Objective
Copy out the entries below, word for word, from the very first line through the line containing "correlation-gradient-step bbox=[447, 554, 461, 564]", including both of those lines.

Data for the task
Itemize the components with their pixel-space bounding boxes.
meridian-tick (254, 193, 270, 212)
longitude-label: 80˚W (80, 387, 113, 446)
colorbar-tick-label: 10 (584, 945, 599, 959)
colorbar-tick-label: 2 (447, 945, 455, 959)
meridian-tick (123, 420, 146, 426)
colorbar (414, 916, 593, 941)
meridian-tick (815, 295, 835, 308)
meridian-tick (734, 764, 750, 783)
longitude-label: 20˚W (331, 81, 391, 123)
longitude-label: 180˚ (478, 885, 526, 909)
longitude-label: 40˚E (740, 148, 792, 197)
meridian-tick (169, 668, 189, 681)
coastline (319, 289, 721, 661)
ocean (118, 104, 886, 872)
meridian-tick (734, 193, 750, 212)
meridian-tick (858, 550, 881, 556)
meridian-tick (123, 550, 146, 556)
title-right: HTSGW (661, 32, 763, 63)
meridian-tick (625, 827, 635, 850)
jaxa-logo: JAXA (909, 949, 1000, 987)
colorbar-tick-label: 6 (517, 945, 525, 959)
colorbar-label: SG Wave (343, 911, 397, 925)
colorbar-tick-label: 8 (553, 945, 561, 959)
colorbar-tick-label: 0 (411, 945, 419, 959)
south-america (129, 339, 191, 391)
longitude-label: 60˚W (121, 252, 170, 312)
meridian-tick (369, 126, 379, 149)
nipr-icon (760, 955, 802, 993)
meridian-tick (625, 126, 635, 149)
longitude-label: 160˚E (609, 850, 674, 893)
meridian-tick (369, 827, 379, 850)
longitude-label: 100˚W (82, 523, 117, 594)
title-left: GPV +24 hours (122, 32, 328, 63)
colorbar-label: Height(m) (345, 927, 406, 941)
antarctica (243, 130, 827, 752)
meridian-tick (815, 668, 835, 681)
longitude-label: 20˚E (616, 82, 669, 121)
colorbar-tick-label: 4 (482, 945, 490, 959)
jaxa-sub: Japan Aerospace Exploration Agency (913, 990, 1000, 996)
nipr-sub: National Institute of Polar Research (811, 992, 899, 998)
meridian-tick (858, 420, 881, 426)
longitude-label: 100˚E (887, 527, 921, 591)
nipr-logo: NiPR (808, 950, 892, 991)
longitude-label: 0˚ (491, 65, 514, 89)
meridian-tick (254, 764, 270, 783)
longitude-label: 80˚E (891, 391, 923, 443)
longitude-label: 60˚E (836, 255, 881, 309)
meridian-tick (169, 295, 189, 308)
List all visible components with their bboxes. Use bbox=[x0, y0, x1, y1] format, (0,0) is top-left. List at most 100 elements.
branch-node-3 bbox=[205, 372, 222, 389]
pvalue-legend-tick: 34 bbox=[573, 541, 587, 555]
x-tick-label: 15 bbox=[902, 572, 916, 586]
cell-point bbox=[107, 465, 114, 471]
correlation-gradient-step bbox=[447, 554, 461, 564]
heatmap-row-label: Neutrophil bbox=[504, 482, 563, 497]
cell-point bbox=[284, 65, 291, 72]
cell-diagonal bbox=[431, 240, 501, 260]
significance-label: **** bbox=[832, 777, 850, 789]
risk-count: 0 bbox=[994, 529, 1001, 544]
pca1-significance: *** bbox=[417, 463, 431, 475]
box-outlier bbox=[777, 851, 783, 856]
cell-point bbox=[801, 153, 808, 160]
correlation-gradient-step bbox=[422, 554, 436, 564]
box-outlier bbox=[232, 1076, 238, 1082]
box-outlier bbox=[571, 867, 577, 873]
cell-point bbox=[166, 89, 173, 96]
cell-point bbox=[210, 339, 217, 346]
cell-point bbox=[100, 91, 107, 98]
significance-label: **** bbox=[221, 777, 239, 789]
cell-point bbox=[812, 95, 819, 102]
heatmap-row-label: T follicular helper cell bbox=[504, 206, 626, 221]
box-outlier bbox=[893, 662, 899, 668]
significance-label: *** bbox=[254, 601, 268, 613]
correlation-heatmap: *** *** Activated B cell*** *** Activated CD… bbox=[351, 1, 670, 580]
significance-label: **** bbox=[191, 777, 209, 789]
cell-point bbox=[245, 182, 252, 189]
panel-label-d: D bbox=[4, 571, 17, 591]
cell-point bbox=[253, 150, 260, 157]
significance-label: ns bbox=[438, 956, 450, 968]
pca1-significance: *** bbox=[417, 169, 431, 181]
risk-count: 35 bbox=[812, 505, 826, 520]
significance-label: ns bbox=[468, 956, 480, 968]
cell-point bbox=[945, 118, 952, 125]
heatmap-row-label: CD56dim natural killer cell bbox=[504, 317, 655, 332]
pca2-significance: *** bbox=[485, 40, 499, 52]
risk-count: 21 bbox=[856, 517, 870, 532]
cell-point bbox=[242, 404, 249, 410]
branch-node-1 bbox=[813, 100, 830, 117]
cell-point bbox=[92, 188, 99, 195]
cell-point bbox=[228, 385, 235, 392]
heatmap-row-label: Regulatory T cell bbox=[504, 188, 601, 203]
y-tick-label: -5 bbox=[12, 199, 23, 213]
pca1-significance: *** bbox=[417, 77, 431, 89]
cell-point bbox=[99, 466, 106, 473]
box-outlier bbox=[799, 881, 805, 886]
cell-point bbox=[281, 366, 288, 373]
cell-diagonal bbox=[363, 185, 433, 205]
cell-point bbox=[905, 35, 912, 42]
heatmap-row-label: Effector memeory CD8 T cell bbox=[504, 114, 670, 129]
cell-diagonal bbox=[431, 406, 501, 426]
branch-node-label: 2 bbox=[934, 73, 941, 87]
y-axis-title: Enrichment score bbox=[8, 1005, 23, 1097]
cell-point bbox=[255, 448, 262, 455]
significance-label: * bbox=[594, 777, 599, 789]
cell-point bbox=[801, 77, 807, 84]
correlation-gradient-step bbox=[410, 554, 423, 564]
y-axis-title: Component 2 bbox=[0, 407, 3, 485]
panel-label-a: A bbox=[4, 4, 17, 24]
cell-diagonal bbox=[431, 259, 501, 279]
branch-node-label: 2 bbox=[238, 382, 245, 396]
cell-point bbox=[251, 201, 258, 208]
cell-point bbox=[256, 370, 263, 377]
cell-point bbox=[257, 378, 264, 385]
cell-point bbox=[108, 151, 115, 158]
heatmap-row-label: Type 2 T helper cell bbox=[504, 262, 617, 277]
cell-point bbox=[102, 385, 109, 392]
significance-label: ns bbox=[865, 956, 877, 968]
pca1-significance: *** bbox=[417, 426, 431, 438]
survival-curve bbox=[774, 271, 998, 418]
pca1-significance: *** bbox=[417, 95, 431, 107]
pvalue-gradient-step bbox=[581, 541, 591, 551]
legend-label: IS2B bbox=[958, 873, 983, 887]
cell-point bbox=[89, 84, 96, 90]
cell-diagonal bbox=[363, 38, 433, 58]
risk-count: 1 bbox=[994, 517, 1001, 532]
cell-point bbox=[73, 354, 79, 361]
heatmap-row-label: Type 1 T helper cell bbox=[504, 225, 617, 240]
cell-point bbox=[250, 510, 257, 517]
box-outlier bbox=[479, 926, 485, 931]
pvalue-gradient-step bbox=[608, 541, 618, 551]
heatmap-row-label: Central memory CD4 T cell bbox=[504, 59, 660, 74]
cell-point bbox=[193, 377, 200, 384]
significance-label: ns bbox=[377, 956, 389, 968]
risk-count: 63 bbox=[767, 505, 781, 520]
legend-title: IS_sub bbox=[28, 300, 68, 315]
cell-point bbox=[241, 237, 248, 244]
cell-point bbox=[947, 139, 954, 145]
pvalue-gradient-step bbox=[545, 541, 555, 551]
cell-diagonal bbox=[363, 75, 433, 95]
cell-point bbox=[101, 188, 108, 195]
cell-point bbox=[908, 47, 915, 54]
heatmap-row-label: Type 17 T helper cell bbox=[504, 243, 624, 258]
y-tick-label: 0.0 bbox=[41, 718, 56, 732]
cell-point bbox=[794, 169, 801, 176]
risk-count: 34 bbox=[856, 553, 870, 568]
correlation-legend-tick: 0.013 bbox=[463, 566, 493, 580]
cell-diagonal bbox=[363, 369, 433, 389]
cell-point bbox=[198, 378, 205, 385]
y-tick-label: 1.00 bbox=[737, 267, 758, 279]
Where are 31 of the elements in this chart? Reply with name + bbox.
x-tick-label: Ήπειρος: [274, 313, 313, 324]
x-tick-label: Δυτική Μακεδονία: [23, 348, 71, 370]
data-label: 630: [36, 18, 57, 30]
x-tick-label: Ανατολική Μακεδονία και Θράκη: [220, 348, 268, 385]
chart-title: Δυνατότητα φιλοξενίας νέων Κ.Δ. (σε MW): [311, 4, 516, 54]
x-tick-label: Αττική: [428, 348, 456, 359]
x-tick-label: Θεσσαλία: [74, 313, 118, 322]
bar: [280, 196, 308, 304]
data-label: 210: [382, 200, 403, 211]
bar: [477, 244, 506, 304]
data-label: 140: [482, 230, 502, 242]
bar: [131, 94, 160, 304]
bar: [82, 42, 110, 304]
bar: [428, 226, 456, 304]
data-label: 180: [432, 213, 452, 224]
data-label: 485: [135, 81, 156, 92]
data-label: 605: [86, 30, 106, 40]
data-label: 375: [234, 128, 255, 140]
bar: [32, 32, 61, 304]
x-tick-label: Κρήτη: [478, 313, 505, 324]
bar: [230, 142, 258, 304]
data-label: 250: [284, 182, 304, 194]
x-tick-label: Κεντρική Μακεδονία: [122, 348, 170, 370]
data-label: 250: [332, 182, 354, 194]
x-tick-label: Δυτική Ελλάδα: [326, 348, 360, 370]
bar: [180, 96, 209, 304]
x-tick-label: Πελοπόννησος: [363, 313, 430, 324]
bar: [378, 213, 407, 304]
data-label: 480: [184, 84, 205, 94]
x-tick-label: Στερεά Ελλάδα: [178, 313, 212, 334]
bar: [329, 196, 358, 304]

Result of this task
Itemize the components with their pixel-space bounding boxes.
meridian-tick (254, 193, 270, 212)
longitude-label: 80˚W (80, 387, 113, 446)
colorbar-tick-label: 10 (584, 945, 599, 959)
colorbar-tick-label: 2 (447, 945, 455, 959)
meridian-tick (123, 420, 146, 426)
colorbar (414, 916, 593, 941)
meridian-tick (815, 295, 835, 308)
meridian-tick (734, 764, 750, 783)
longitude-label: 20˚W (331, 81, 391, 123)
longitude-label: 180˚ (478, 885, 526, 909)
longitude-label: 40˚E (740, 148, 792, 197)
meridian-tick (169, 668, 189, 681)
coastline (319, 289, 721, 661)
ocean (118, 104, 886, 872)
meridian-tick (734, 193, 750, 212)
meridian-tick (858, 550, 881, 556)
meridian-tick (123, 550, 146, 556)
title-right: HTSGW (661, 32, 763, 63)
meridian-tick (625, 827, 635, 850)
jaxa-logo: JAXA (909, 949, 1000, 987)
colorbar-tick-label: 6 (517, 945, 525, 959)
colorbar-label: SG Wave (343, 911, 397, 925)
colorbar-tick-label: 8 (553, 945, 561, 959)
colorbar-tick-label: 0 (411, 945, 419, 959)
south-america (129, 339, 191, 391)
longitude-label: 60˚W (121, 252, 170, 312)
meridian-tick (369, 126, 379, 149)
nipr-icon (760, 955, 802, 993)
meridian-tick (625, 126, 635, 149)
longitude-label: 160˚E (609, 850, 674, 893)
meridian-tick (369, 827, 379, 850)
longitude-label: 100˚W (82, 523, 117, 594)
title-left: GPV +24 hours (122, 32, 328, 63)
colorbar-label: Height(m) (345, 927, 406, 941)
antarctica (243, 130, 827, 752)
meridian-tick (815, 668, 835, 681)
longitude-label: 20˚E (616, 82, 669, 121)
colorbar-tick-label: 4 (482, 945, 490, 959)
jaxa-sub: Japan Aerospace Exploration Agency (913, 990, 1000, 996)
nipr-sub: National Institute of Polar Research (811, 992, 899, 998)
meridian-tick (858, 420, 881, 426)
longitude-label: 100˚E (887, 527, 921, 591)
nipr-logo: NiPR (808, 950, 892, 991)
longitude-label: 0˚ (491, 65, 514, 89)
meridian-tick (254, 764, 270, 783)
longitude-label: 80˚E (891, 391, 923, 443)
longitude-label: 60˚E (836, 255, 881, 309)
meridian-tick (169, 295, 189, 308)
List all visible components with their bboxes. Use bbox=[x0, y0, x1, y1] format, (0,0) is top-left. List at most 100 elements.
branch-node-3 bbox=[205, 372, 222, 389]
pvalue-legend-tick: 34 bbox=[573, 541, 587, 555]
x-tick-label: 15 bbox=[902, 572, 916, 586]
cell-point bbox=[107, 465, 114, 471]
correlation-gradient-step bbox=[447, 554, 461, 564]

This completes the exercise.